[Begin Task input]

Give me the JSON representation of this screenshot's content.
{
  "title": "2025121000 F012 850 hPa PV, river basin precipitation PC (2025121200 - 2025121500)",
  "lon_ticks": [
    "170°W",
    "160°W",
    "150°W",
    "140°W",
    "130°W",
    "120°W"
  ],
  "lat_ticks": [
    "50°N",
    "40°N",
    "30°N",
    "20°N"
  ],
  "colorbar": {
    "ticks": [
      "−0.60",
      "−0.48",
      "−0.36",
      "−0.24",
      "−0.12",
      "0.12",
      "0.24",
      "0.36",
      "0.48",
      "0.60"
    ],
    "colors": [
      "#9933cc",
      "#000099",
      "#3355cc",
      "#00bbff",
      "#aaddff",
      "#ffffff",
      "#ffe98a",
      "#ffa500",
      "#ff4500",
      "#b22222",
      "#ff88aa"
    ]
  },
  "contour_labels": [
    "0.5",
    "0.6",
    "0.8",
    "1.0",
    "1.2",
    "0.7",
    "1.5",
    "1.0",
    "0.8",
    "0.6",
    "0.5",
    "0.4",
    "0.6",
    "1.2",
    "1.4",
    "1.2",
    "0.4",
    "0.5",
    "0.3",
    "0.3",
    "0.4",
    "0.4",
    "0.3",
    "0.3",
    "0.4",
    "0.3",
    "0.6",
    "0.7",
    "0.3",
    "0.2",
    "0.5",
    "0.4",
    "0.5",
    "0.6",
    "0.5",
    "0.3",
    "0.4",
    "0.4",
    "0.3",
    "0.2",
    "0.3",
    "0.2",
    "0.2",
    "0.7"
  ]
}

[End Task input]

#### What is being asked
Using the entries above, please restate each one word for word.

#### Response to the task
Give me the JSON representation of this screenshot's content.
{
  "title": "2025121000 F012 850 hPa PV, river basin precipitation PC (2025121200 - 2025121500)",
  "lon_ticks": [
    "170°W",
    "160°W",
    "150°W",
    "140°W",
    "130°W",
    "120°W"
  ],
  "lat_ticks": [
    "50°N",
    "40°N",
    "30°N",
    "20°N"
  ],
  "colorbar": {
    "ticks": [
      "−0.60",
      "−0.48",
      "−0.36",
      "−0.24",
      "−0.12",
      "0.12",
      "0.24",
      "0.36",
      "0.48",
      "0.60"
    ],
    "colors": [
      "#9933cc",
      "#000099",
      "#3355cc",
      "#00bbff",
      "#aaddff",
      "#ffffff",
      "#ffe98a",
      "#ffa500",
      "#ff4500",
      "#b22222",
      "#ff88aa"
    ]
  },
  "contour_labels": [
    "0.5",
    "0.6",
    "0.8",
    "1.0",
    "1.2",
    "0.7",
    "1.5",
    "1.0",
    "0.8",
    "0.6",
    "0.5",
    "0.4",
    "0.6",
    "1.2",
    "1.4",
    "1.2",
    "0.4",
    "0.5",
    "0.3",
    "0.3",
    "0.4",
    "0.4",
    "0.3",
    "0.3",
    "0.4",
    "0.3",
    "0.6",
    "0.7",
    "0.3",
    "0.2",
    "0.5",
    "0.4",
    "0.5",
    "0.6",
    "0.5",
    "0.3",
    "0.4",
    "0.4",
    "0.3",
    "0.2",
    "0.3",
    "0.2",
    "0.2",
    "0.7"
  ]
}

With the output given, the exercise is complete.